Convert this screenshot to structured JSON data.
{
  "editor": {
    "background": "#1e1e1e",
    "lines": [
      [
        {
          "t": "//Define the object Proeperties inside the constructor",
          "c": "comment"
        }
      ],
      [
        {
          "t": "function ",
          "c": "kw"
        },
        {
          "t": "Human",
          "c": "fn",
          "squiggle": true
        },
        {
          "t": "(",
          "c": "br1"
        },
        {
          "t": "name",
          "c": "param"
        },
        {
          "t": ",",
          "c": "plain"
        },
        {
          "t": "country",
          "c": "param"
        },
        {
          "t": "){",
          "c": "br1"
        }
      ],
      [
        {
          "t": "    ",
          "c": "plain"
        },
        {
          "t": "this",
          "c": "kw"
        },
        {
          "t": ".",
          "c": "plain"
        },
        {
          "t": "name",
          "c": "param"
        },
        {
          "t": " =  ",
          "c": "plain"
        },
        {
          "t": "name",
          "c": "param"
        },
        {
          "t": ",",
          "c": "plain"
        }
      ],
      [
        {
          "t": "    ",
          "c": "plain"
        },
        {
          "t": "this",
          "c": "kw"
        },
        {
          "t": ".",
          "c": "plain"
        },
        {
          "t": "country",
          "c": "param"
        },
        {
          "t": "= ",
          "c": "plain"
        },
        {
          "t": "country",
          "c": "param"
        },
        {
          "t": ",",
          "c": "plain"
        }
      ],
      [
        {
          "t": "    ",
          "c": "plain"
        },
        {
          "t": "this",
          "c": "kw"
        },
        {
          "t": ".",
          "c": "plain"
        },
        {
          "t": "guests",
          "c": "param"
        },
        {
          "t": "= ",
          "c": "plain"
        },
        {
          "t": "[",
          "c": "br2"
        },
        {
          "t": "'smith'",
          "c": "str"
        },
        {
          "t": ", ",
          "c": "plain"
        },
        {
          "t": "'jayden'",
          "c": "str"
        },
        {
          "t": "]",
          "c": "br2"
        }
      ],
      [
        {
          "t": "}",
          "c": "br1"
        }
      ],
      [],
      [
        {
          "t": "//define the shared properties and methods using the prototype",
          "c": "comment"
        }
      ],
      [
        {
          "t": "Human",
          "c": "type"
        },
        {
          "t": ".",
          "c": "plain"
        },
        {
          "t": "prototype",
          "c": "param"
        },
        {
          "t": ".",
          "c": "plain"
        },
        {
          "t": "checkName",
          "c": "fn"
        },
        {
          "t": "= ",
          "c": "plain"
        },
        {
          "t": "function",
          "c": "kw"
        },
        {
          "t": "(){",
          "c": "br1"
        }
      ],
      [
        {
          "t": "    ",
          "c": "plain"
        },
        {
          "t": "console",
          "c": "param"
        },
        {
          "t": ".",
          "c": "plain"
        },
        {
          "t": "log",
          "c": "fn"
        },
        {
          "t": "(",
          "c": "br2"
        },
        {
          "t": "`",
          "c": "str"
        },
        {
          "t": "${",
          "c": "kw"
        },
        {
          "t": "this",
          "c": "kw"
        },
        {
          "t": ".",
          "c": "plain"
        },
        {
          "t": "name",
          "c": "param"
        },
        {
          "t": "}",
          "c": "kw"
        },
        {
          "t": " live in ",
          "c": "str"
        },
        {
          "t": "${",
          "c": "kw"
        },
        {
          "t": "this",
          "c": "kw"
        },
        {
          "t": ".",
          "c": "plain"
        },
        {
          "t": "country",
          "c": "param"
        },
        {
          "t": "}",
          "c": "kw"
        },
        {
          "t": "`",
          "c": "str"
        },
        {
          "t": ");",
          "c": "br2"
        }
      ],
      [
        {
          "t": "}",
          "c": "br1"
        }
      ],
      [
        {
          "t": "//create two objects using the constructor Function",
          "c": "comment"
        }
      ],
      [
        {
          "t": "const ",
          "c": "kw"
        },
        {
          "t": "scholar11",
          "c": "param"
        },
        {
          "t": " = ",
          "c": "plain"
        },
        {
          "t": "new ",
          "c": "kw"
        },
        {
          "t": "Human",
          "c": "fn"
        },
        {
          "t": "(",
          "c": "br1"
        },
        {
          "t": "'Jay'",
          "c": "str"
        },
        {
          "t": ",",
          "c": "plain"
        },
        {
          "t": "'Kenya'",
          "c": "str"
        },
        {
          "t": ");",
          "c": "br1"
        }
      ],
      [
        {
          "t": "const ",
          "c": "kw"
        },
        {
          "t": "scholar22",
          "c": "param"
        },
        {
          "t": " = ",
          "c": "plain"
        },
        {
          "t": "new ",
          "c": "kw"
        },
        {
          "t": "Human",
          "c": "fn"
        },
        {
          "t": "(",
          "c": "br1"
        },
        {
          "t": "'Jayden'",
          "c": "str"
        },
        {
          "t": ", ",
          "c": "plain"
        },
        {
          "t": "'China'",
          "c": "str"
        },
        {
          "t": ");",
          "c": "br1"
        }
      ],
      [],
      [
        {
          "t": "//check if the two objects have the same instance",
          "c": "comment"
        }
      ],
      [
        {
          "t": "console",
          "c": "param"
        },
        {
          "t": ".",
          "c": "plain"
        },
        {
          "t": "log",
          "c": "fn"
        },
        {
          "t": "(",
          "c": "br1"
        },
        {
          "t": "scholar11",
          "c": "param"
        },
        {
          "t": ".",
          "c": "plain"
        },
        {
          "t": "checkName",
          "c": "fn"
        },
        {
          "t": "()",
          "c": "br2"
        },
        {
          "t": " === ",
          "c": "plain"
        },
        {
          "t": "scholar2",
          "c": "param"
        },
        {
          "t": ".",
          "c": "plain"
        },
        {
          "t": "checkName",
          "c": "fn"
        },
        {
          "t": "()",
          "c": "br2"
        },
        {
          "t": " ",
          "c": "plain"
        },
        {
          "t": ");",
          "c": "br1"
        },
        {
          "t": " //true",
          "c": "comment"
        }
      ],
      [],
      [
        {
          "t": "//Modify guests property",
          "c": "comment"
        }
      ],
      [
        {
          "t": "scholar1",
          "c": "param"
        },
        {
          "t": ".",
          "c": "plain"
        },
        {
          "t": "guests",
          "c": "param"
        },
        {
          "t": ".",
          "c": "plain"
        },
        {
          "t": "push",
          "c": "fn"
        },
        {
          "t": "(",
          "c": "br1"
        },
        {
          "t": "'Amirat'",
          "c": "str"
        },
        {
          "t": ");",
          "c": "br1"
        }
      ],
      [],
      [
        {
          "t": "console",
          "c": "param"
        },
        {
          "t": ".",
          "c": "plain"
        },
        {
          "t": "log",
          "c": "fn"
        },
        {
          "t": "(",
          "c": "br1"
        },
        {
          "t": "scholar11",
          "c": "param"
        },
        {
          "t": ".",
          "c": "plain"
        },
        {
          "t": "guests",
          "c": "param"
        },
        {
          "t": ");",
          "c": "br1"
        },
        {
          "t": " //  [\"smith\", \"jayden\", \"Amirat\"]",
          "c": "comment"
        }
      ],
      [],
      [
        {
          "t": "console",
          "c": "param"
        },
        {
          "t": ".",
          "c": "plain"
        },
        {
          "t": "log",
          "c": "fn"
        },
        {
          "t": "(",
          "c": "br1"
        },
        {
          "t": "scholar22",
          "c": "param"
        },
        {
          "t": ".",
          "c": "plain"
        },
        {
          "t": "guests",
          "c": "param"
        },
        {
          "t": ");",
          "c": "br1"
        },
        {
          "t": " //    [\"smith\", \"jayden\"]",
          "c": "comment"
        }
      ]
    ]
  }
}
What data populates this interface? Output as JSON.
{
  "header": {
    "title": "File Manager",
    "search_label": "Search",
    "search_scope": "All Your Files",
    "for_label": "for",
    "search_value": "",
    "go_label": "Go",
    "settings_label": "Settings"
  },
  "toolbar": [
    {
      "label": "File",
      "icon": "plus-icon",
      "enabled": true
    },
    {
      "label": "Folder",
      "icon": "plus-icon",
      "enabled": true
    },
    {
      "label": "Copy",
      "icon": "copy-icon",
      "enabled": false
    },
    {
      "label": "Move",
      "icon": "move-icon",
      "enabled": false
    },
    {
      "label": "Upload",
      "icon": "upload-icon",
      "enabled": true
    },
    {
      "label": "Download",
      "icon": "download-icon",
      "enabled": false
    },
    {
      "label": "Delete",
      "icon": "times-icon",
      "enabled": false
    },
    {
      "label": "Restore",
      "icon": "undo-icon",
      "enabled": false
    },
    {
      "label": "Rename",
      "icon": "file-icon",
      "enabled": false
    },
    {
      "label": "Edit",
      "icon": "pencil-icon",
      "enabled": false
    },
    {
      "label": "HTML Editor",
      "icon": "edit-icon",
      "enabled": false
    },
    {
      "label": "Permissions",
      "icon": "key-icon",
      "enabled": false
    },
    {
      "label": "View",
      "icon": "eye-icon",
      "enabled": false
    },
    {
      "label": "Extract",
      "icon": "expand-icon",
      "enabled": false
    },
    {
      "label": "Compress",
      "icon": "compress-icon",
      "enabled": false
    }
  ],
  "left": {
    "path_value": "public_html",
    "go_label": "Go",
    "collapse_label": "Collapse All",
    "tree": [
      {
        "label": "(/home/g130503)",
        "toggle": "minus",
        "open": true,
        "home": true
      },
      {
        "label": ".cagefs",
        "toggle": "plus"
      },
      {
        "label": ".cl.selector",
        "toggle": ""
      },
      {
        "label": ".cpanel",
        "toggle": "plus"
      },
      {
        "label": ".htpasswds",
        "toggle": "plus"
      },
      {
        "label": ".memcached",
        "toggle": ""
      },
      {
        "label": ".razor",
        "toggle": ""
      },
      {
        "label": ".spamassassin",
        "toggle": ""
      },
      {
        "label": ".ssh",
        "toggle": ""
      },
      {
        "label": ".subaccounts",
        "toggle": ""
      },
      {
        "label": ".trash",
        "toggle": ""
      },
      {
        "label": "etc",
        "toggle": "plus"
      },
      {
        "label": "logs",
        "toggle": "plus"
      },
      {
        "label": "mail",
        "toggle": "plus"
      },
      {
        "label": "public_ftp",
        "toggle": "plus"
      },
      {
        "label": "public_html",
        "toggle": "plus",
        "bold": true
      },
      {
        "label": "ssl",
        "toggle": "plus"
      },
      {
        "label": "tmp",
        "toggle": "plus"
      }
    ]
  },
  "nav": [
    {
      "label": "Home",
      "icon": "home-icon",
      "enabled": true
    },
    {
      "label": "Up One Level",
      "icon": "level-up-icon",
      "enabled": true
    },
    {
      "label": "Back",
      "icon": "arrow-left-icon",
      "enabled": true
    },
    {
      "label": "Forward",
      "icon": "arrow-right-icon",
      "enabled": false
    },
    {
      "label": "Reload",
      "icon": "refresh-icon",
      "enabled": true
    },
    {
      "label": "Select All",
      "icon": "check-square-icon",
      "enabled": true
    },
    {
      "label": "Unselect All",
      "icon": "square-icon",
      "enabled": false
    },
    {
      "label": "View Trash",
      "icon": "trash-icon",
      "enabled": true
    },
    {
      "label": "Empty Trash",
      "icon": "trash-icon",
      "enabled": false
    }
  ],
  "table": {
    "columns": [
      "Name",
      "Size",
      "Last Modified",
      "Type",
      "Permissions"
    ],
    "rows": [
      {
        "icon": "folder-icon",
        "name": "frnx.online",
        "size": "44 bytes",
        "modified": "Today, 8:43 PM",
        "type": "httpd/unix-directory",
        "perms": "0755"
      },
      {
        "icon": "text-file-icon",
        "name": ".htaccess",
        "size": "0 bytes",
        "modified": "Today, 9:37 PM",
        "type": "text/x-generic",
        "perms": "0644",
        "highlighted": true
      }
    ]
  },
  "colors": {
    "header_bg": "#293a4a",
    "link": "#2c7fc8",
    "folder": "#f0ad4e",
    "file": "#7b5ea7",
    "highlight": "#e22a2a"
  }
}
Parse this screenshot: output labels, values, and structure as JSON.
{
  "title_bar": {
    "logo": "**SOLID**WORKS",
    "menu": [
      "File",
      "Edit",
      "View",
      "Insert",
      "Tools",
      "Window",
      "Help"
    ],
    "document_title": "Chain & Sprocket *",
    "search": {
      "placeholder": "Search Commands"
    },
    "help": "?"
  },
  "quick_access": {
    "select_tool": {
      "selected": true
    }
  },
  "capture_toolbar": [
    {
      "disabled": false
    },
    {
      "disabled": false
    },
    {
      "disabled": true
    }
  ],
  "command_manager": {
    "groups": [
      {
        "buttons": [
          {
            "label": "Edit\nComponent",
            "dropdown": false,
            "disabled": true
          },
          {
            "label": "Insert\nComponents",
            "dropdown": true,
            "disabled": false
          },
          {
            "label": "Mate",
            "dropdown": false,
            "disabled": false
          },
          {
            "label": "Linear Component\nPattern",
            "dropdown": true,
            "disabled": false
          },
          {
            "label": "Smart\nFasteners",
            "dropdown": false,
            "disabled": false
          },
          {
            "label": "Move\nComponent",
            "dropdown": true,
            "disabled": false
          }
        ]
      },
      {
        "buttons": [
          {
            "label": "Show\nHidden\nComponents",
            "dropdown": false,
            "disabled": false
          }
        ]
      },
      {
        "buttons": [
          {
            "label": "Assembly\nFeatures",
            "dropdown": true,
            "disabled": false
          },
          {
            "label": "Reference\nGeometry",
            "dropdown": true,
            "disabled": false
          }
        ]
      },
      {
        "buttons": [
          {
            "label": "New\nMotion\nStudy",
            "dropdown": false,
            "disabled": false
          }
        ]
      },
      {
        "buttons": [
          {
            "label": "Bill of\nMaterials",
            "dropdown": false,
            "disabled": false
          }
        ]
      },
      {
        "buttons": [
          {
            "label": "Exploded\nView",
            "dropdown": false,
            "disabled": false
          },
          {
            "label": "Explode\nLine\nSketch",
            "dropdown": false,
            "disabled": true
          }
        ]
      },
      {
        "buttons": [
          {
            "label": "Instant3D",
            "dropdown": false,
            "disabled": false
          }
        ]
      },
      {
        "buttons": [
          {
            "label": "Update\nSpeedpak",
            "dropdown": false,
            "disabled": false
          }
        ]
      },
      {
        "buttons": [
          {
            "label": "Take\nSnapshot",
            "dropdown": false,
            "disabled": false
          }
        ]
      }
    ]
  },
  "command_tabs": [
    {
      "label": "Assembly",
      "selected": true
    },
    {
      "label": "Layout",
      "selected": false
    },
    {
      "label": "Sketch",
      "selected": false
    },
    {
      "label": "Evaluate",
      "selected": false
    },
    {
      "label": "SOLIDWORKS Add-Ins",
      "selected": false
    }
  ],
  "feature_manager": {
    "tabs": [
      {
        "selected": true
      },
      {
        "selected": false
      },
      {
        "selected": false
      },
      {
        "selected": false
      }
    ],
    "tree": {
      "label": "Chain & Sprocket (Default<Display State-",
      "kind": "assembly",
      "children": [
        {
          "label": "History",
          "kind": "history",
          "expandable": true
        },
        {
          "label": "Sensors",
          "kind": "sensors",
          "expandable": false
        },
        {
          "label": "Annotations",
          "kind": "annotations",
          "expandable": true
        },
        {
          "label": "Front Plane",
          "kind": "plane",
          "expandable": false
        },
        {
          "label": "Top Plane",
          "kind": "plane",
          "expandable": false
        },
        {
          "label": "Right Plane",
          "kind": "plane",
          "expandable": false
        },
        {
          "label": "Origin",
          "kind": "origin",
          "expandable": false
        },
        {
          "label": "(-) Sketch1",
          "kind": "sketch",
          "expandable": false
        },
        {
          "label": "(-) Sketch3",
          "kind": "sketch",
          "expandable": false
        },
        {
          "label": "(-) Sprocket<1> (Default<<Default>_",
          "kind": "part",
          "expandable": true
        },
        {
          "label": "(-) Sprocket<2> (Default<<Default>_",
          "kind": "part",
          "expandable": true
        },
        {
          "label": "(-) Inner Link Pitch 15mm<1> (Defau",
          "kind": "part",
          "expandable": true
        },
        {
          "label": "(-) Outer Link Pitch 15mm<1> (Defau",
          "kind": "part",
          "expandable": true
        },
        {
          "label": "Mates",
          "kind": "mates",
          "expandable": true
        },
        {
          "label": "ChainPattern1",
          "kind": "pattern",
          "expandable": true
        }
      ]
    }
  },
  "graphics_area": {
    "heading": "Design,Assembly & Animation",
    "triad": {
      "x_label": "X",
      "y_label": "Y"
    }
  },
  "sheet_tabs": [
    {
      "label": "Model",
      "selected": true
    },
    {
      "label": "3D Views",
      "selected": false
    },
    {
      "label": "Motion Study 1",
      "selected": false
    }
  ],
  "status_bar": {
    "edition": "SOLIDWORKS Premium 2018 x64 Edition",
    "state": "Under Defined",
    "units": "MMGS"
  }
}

============

Scan the listing above and identify each line holding the string "data"; copy every such line.

▶ Task result
Convert this screenshot to structured JSON data.
What data populates this interface? Output as JSON.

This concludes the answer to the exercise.